[Data items]

— begin —

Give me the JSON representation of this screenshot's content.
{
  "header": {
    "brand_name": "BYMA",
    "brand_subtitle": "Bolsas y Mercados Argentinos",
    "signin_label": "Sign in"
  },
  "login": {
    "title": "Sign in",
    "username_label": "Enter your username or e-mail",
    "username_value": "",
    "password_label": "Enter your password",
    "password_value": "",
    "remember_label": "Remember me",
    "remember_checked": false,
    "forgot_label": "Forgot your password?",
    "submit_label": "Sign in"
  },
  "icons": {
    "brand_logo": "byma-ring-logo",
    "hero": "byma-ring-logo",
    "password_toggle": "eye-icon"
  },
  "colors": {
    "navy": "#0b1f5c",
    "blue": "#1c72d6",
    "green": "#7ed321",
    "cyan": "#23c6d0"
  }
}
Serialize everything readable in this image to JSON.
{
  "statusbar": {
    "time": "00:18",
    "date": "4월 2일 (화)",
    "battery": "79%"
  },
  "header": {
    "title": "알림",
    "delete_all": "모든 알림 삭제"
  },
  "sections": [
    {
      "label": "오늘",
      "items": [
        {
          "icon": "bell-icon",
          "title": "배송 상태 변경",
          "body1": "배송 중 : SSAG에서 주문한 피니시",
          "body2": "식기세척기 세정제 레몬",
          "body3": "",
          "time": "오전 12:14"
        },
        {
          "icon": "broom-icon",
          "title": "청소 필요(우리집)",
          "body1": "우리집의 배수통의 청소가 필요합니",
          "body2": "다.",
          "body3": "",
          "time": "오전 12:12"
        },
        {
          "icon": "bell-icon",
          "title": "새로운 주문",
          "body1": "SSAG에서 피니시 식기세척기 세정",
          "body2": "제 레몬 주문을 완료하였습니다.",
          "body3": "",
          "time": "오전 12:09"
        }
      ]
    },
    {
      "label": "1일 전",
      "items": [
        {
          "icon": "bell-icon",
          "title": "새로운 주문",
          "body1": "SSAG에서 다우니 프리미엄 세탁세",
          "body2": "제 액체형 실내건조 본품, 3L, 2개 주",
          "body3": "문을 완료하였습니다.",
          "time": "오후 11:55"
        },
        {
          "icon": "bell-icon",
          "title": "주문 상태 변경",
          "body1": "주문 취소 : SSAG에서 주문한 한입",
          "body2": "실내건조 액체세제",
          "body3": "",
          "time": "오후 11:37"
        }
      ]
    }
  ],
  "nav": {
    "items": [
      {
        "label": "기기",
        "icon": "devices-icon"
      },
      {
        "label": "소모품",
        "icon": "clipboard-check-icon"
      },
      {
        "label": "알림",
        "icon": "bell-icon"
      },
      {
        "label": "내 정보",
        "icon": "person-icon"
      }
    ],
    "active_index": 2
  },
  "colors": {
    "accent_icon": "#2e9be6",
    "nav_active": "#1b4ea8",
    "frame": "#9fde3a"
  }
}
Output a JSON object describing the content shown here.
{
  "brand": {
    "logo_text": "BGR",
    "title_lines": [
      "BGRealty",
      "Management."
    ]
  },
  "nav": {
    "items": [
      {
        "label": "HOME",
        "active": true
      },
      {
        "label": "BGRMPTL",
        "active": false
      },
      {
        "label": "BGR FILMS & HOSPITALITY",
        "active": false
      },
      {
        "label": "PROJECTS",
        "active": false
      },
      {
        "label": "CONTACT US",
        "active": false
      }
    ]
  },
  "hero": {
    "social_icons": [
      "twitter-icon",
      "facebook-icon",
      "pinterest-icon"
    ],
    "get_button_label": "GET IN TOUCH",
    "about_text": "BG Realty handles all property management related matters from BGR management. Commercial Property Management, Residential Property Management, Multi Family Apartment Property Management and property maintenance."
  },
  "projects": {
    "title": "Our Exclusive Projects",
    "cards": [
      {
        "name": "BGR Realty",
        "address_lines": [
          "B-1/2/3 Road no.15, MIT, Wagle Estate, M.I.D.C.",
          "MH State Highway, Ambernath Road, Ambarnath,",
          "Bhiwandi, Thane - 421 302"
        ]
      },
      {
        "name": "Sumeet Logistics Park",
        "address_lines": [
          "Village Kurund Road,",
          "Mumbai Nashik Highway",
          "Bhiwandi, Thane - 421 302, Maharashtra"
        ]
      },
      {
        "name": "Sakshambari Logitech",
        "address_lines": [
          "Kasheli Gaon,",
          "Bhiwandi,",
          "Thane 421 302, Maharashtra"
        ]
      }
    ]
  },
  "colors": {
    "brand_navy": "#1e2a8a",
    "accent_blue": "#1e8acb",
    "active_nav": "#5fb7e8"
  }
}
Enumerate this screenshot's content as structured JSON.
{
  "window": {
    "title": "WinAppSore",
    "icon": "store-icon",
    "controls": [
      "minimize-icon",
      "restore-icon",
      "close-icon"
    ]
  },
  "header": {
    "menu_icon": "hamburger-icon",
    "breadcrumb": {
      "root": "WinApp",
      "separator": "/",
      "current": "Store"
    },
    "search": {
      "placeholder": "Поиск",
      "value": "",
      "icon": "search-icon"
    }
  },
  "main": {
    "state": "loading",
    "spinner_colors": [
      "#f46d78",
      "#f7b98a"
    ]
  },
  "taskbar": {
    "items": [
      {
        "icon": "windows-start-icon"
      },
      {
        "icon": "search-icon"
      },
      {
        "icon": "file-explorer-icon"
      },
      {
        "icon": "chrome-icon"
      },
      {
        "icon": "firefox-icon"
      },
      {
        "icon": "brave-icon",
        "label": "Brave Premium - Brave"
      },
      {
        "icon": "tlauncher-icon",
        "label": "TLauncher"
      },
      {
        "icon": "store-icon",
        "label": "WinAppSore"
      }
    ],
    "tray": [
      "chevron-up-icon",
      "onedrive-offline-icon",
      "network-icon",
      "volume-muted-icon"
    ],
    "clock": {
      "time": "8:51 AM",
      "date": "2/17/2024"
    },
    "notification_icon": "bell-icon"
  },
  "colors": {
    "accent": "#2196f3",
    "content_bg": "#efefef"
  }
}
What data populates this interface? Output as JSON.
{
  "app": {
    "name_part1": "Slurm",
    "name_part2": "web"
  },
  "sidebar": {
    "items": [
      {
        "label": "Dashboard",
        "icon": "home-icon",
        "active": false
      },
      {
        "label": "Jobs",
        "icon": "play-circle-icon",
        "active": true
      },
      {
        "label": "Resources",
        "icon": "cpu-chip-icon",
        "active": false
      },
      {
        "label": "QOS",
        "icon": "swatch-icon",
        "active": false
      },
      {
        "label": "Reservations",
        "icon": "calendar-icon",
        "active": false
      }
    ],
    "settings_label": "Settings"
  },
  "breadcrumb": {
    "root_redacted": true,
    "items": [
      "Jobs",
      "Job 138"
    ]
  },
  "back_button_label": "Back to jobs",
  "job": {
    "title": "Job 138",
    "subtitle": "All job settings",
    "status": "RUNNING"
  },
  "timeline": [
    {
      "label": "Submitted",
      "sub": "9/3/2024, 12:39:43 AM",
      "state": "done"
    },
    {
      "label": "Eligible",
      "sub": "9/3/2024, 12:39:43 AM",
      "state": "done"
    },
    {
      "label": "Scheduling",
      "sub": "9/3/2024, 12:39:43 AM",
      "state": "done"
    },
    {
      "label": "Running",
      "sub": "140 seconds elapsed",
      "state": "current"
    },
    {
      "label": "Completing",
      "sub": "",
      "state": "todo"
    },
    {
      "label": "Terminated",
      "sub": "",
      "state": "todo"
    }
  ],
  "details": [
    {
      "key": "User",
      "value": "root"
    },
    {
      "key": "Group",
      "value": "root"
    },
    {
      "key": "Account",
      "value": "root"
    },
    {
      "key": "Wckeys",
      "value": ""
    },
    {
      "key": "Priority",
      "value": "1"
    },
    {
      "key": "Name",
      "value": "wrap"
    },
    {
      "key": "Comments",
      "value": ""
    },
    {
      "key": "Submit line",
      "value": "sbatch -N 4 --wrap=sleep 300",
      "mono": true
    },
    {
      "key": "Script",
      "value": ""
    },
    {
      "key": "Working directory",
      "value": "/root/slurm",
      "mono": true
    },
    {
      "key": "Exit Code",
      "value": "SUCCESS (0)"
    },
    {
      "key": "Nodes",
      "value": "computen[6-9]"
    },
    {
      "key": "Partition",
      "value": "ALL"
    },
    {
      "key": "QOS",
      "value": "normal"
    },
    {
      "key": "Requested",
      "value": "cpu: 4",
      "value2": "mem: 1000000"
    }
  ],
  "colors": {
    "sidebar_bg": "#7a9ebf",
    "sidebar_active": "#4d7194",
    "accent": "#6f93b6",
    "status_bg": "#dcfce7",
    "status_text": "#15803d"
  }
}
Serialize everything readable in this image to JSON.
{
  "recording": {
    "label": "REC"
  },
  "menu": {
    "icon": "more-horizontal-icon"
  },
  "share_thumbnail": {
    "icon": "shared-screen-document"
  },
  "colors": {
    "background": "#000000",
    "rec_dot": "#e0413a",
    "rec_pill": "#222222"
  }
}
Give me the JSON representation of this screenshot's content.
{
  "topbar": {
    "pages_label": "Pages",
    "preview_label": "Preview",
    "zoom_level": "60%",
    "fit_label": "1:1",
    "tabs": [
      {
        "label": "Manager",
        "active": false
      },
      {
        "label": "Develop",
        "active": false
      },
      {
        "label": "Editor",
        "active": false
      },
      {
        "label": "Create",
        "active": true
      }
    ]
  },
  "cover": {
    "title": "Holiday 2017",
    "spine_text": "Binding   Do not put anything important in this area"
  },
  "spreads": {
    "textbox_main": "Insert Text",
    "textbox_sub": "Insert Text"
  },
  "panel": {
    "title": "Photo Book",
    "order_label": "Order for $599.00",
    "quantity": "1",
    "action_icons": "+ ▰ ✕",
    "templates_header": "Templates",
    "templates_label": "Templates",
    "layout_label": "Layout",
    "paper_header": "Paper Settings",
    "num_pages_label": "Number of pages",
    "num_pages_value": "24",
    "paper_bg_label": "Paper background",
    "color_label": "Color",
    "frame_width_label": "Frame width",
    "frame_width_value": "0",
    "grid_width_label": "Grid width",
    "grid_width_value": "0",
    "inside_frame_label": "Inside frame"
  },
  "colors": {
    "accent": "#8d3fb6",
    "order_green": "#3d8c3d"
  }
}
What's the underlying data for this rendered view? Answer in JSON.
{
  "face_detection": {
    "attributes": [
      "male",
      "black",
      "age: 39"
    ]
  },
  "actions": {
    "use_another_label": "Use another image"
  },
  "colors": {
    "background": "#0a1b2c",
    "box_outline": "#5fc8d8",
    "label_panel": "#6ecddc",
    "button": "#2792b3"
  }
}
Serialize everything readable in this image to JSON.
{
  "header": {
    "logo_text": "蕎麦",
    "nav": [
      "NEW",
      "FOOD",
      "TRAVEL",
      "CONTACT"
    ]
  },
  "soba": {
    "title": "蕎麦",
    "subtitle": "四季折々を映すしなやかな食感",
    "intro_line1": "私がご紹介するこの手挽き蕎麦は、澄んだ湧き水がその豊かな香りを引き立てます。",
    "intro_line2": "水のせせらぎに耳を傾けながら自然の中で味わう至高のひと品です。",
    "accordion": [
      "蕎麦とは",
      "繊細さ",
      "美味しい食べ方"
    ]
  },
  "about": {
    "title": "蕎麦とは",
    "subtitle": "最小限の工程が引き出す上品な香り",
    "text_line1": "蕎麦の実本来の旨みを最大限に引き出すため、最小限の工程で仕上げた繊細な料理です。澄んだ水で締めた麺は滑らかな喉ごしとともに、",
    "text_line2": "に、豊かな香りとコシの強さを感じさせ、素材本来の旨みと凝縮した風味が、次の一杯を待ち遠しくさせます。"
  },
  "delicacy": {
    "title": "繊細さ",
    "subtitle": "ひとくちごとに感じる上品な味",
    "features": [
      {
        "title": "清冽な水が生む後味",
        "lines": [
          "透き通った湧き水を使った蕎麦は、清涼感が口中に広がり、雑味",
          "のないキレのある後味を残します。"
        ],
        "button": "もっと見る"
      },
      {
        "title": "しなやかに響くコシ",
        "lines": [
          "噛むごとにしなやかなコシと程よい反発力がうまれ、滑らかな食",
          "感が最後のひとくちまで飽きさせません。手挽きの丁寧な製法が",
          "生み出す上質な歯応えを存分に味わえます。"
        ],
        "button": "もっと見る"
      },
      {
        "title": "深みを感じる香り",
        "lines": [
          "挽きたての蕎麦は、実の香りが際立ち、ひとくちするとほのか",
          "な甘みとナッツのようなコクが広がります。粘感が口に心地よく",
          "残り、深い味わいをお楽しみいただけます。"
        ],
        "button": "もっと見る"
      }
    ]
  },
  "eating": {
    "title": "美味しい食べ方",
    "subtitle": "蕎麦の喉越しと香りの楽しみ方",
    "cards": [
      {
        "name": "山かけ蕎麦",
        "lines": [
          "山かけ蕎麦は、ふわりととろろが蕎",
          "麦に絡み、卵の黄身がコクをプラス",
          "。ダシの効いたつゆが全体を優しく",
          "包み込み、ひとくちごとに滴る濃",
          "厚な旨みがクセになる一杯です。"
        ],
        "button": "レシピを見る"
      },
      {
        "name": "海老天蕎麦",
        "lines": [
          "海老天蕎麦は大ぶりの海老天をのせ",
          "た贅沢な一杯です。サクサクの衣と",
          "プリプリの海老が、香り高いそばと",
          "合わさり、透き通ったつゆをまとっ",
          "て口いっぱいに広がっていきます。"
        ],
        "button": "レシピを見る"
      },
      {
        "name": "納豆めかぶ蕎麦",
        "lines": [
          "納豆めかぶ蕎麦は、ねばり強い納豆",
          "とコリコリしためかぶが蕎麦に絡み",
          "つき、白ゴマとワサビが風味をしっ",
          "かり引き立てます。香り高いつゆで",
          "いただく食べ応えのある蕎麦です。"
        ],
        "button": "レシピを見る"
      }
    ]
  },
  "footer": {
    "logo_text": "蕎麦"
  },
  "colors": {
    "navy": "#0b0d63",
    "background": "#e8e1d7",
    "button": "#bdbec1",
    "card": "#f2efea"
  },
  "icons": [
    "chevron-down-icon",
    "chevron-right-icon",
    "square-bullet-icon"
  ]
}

— end —

[GIVEN TASK]:
Select every line of the material above holding the word "완료하였습니다" and copy it.

[EXPECTED OUTPUT]:
          "body2": "제 레몬 주문을 완료하였습니다.",
          "body3": "문을 완료하였습니다.",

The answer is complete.